PROVIDED RECORDS |
◆ ◆ ◆ ◆ ◆ ◆ ◆

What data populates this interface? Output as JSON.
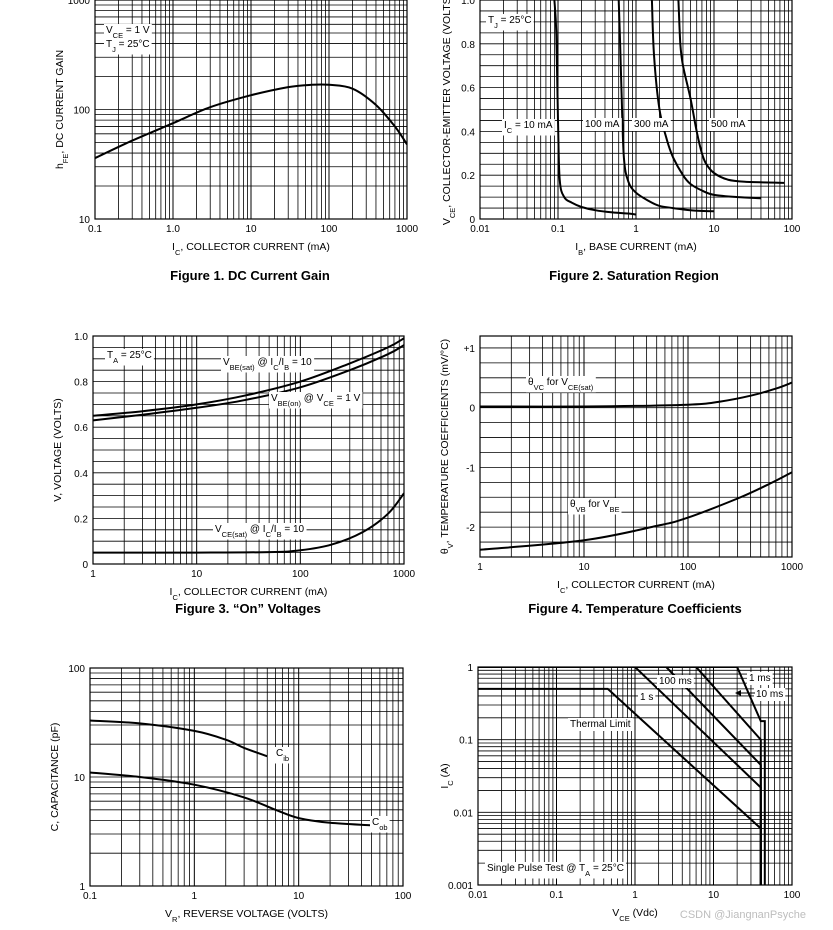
{
  "watermark": "CSDN @JiangnanPsyche",
  "chart_data": [
    {
      "id": "fig1",
      "type": "line",
      "title": "Figure 1. DC Current Gain",
      "xlabel_main": "I",
      "xlabel_sub": "C",
      "xlabel_rest": ", COLLECTOR CURRENT (mA)",
      "ylabel_main": "h",
      "ylabel_sub": "FE",
      "ylabel_rest": ", DC CURRENT GAIN",
      "xscale": "log",
      "yscale": "log",
      "xlim": [
        0.1,
        1000
      ],
      "ylim": [
        10,
        1000
      ],
      "xticks": [
        0.1,
        1.0,
        10,
        100,
        1000
      ],
      "xtick_labels": [
        "0.1",
        "1.0",
        "10",
        "100",
        "1000"
      ],
      "yticks": [
        10,
        100,
        1000
      ],
      "ytick_labels": [
        "10",
        "100",
        "1000"
      ],
      "annotations": [
        {
          "main": "V",
          "sub": "CE",
          "rest": " = 1 V",
          "pos": "top-left"
        },
        {
          "main": "T",
          "sub": "J",
          "rest": " = 25°C",
          "pos": "top-left"
        }
      ],
      "series": [
        {
          "name": "hFE",
          "x": [
            0.1,
            0.3,
            1,
            3,
            10,
            30,
            60,
            100,
            200,
            400,
            700,
            1000
          ],
          "y": [
            36,
            52,
            75,
            105,
            135,
            160,
            168,
            168,
            155,
            110,
            70,
            48
          ]
        }
      ]
    },
    {
      "id": "fig2",
      "type": "line",
      "title": "Figure 2. Saturation Region",
      "xlabel_main": "I",
      "xlabel_sub": "B",
      "xlabel_rest": ", BASE CURRENT (mA)",
      "ylabel_main": "V",
      "ylabel_sub": "CE",
      "ylabel_rest": ", COLLECTOR-EMITTER VOLTAGE (VOLTS)",
      "xscale": "log",
      "yscale": "linear",
      "xlim": [
        0.01,
        100
      ],
      "ylim": [
        0,
        1.0
      ],
      "xticks": [
        0.01,
        0.1,
        1,
        10,
        100
      ],
      "xtick_labels": [
        "0.01",
        "0.1",
        "1",
        "10",
        "100"
      ],
      "yticks": [
        0,
        0.2,
        0.4,
        0.6,
        0.8,
        1.0
      ],
      "ytick_labels": [
        "0",
        "0.2",
        "0.4",
        "0.6",
        "0.8",
        "1.0"
      ],
      "annotations": [
        {
          "main": "T",
          "sub": "J",
          "rest": " = 25°C",
          "pos": "top-left"
        }
      ],
      "series_labels": [
        {
          "main": "I",
          "sub": "C",
          "rest": " = 10 mA"
        },
        {
          "main": "",
          "sub": "",
          "rest": "100 mA"
        },
        {
          "main": "",
          "sub": "",
          "rest": "300 mA"
        },
        {
          "main": "",
          "sub": "",
          "rest": "500 mA"
        }
      ],
      "series": [
        {
          "name": "IC = 10 mA",
          "x": [
            0.09,
            0.095,
            0.1,
            0.105,
            0.12,
            0.15,
            0.2,
            0.3,
            0.5,
            0.8,
            1.0
          ],
          "y": [
            1.0,
            0.85,
            0.45,
            0.18,
            0.1,
            0.075,
            0.055,
            0.04,
            0.03,
            0.025,
            0.02
          ]
        },
        {
          "name": "100 mA",
          "x": [
            0.6,
            0.62,
            0.65,
            0.7,
            0.8,
            1.0,
            1.5,
            2,
            3,
            5,
            10
          ],
          "y": [
            1.0,
            0.85,
            0.6,
            0.28,
            0.17,
            0.12,
            0.08,
            0.06,
            0.05,
            0.04,
            0.035
          ]
        },
        {
          "name": "300 mA",
          "x": [
            1.6,
            1.7,
            2.0,
            2.5,
            3.0,
            4,
            5,
            7,
            10,
            20,
            40
          ],
          "y": [
            1.0,
            0.75,
            0.5,
            0.36,
            0.28,
            0.2,
            0.16,
            0.13,
            0.11,
            0.1,
            0.095
          ]
        },
        {
          "name": "500 mA",
          "x": [
            3.5,
            3.7,
            4.0,
            5,
            6,
            7,
            8,
            10,
            15,
            25,
            80
          ],
          "y": [
            1.0,
            0.8,
            0.7,
            0.55,
            0.4,
            0.3,
            0.25,
            0.21,
            0.18,
            0.17,
            0.165
          ]
        }
      ]
    },
    {
      "id": "fig3",
      "type": "line",
      "title": "Figure 3. “On” Voltages",
      "xlabel_main": "I",
      "xlabel_sub": "C",
      "xlabel_rest": ", COLLECTOR CURRENT (mA)",
      "ylabel_main": "V, VOLTAGE (VOLTS)",
      "ylabel_sub": "",
      "ylabel_rest": "",
      "xscale": "log",
      "yscale": "linear",
      "xlim": [
        1,
        1000
      ],
      "ylim": [
        0,
        1.0
      ],
      "xticks": [
        1,
        10,
        100,
        1000
      ],
      "xtick_labels": [
        "1",
        "10",
        "100",
        "1000"
      ],
      "yticks": [
        0,
        0.2,
        0.4,
        0.6,
        0.8,
        1.0
      ],
      "ytick_labels": [
        "0",
        "0.2",
        "0.4",
        "0.6",
        "0.8",
        "1.0"
      ],
      "annotations": [
        {
          "main": "T",
          "sub": "A",
          "rest": " = 25°C",
          "pos": "top-left"
        }
      ],
      "series_labels": [
        {
          "text": "V",
          "sub": "BE(sat)",
          "rest": " @ I",
          "sub2": "C",
          "rest2": "/I",
          "sub3": "B",
          "rest3": " = 10"
        },
        {
          "text": "V",
          "sub": "BE(on)",
          "rest": " @ V",
          "sub2": "CE",
          "rest2": " = 1 V",
          "sub3": "",
          "rest3": ""
        },
        {
          "text": "V",
          "sub": "CE(sat)",
          "rest": " @ I",
          "sub2": "C",
          "rest2": "/I",
          "sub3": "B",
          "rest3": " = 10"
        }
      ],
      "series": [
        {
          "name": "VBE(sat)",
          "x": [
            1,
            3,
            10,
            30,
            100,
            300,
            700,
            1000
          ],
          "y": [
            0.65,
            0.67,
            0.7,
            0.74,
            0.8,
            0.88,
            0.95,
            0.99
          ]
        },
        {
          "name": "VBE(on)",
          "x": [
            1,
            3,
            10,
            30,
            100,
            300,
            700,
            1000
          ],
          "y": [
            0.63,
            0.655,
            0.685,
            0.72,
            0.775,
            0.85,
            0.92,
            0.96
          ]
        },
        {
          "name": "VCE(sat)",
          "x": [
            1,
            10,
            50,
            100,
            200,
            400,
            700,
            1000
          ],
          "y": [
            0.05,
            0.05,
            0.052,
            0.06,
            0.085,
            0.14,
            0.22,
            0.31
          ]
        }
      ]
    },
    {
      "id": "fig4",
      "type": "line",
      "title": "Figure 4. Temperature Coefficients",
      "xlabel_main": "I",
      "xlabel_sub": "C",
      "xlabel_rest": ", COLLECTOR CURRENT (mA)",
      "ylabel_main": "θ",
      "ylabel_sub": "V",
      "ylabel_rest": ", TEMPERATURE COEFFICIENTS (mV/°C)",
      "xscale": "log",
      "yscale": "linear",
      "xlim": [
        1,
        1000
      ],
      "ylim": [
        -2.5,
        1.2
      ],
      "xticks": [
        1,
        10,
        100,
        1000
      ],
      "xtick_labels": [
        "1",
        "10",
        "100",
        "1000"
      ],
      "yticks": [
        1,
        0,
        -1,
        -2
      ],
      "ytick_labels": [
        "+1",
        "0",
        "-1",
        "-2"
      ],
      "series_labels": [
        {
          "main": "θ",
          "sub": "VC",
          "rest": " for V",
          "sub2": "CE(sat)"
        },
        {
          "main": "θ",
          "sub": "VB",
          "rest": " for V",
          "sub2": "BE"
        }
      ],
      "series": [
        {
          "name": "θVC for VCE(sat)",
          "x": [
            1,
            10,
            100,
            200,
            400,
            700,
            1000
          ],
          "y": [
            0.02,
            0.02,
            0.05,
            0.1,
            0.2,
            0.32,
            0.42
          ]
        },
        {
          "name": "θVB for VBE",
          "x": [
            1,
            10,
            50,
            100,
            300,
            600,
            1000
          ],
          "y": [
            -2.38,
            -2.22,
            -1.98,
            -1.84,
            -1.52,
            -1.28,
            -1.08
          ]
        }
      ]
    },
    {
      "id": "fig5",
      "type": "line",
      "title": "",
      "xlabel_main": "V",
      "xlabel_sub": "R",
      "xlabel_rest": ", REVERSE VOLTAGE (VOLTS)",
      "ylabel_main": "C, CAPACITANCE (pF)",
      "ylabel_sub": "",
      "ylabel_rest": "",
      "xscale": "log",
      "yscale": "log",
      "xlim": [
        0.1,
        100
      ],
      "ylim": [
        1,
        100
      ],
      "xticks": [
        0.1,
        1,
        10,
        100
      ],
      "xtick_labels": [
        "0.1",
        "1",
        "10",
        "100"
      ],
      "yticks": [
        1,
        10,
        100
      ],
      "ytick_labels": [
        "1",
        "10",
        "100"
      ],
      "series_labels": [
        {
          "main": "C",
          "sub": "ib",
          "rest": ""
        },
        {
          "main": "C",
          "sub": "ob",
          "rest": ""
        }
      ],
      "series": [
        {
          "name": "Cib",
          "x": [
            0.1,
            0.3,
            1,
            2,
            3,
            5
          ],
          "y": [
            33,
            31,
            26.5,
            22,
            18.5,
            15.5
          ]
        },
        {
          "name": "Cob",
          "x": [
            0.1,
            0.3,
            1,
            3,
            6,
            10,
            20,
            50
          ],
          "y": [
            11,
            10,
            8.5,
            6.5,
            5,
            4.2,
            3.8,
            3.6
          ]
        }
      ]
    },
    {
      "id": "fig6",
      "type": "line",
      "title": "",
      "xlabel_main": "V",
      "xlabel_sub": "CE",
      "xlabel_rest": " (Vdc)",
      "ylabel_main": "I",
      "ylabel_sub": "C",
      "ylabel_rest": " (A)",
      "xscale": "log",
      "yscale": "log",
      "xlim": [
        0.01,
        100
      ],
      "ylim": [
        0.001,
        1
      ],
      "xticks": [
        0.01,
        0.1,
        1,
        10,
        100
      ],
      "xtick_labels": [
        "0.01",
        "0.1",
        "1",
        "10",
        "100"
      ],
      "yticks": [
        0.001,
        0.01,
        0.1,
        1
      ],
      "ytick_labels": [
        "0.001",
        "0.01",
        "0.1",
        "1"
      ],
      "annotations": [
        {
          "text": "Single Pulse Test @ T",
          "sub": "A",
          "rest": " = 25°C",
          "pos": "bottom-left"
        }
      ],
      "series_labels": [
        {
          "text": "1 ms"
        },
        {
          "text": "10 ms"
        },
        {
          "text": "100 ms"
        },
        {
          "text": "1 s"
        },
        {
          "text": "Thermal Limit"
        }
      ],
      "series": [
        {
          "name": "1 ms",
          "x": [
            0.01,
            20,
            40,
            45,
            45
          ],
          "y": [
            1,
            1,
            0.18,
            0.18,
            0.001
          ]
        },
        {
          "name": "10 ms",
          "x": [
            0.01,
            6,
            40,
            40
          ],
          "y": [
            1,
            1,
            0.1,
            0.001
          ]
        },
        {
          "name": "100 ms",
          "x": [
            0.01,
            2.5,
            40,
            40
          ],
          "y": [
            1,
            1,
            0.045,
            0.001
          ]
        },
        {
          "name": "1 s",
          "x": [
            0.01,
            1.0,
            40,
            40
          ],
          "y": [
            1,
            1,
            0.022,
            0.001
          ]
        },
        {
          "name": "Thermal Limit",
          "x": [
            0.01,
            0.45,
            40,
            40
          ],
          "y": [
            0.5,
            0.5,
            0.006,
            0.001
          ]
        }
      ]
    }
  ]
}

◆ ◆ ◆ ◆ ◆ ◆ ◆

WHAT IS NEEDED |
Wherever a line in the data above holds "VOLTS", copy that line.

REPLY |
      "ylabel_rest": ", COLLECTOR-EMITTER VOLTAGE (VOLTS)",
      "ylabel_main": "V, VOLTAGE (VOLTS)",
      "xlabel_rest": ", REVERSE VOLTAGE (VOLTS)",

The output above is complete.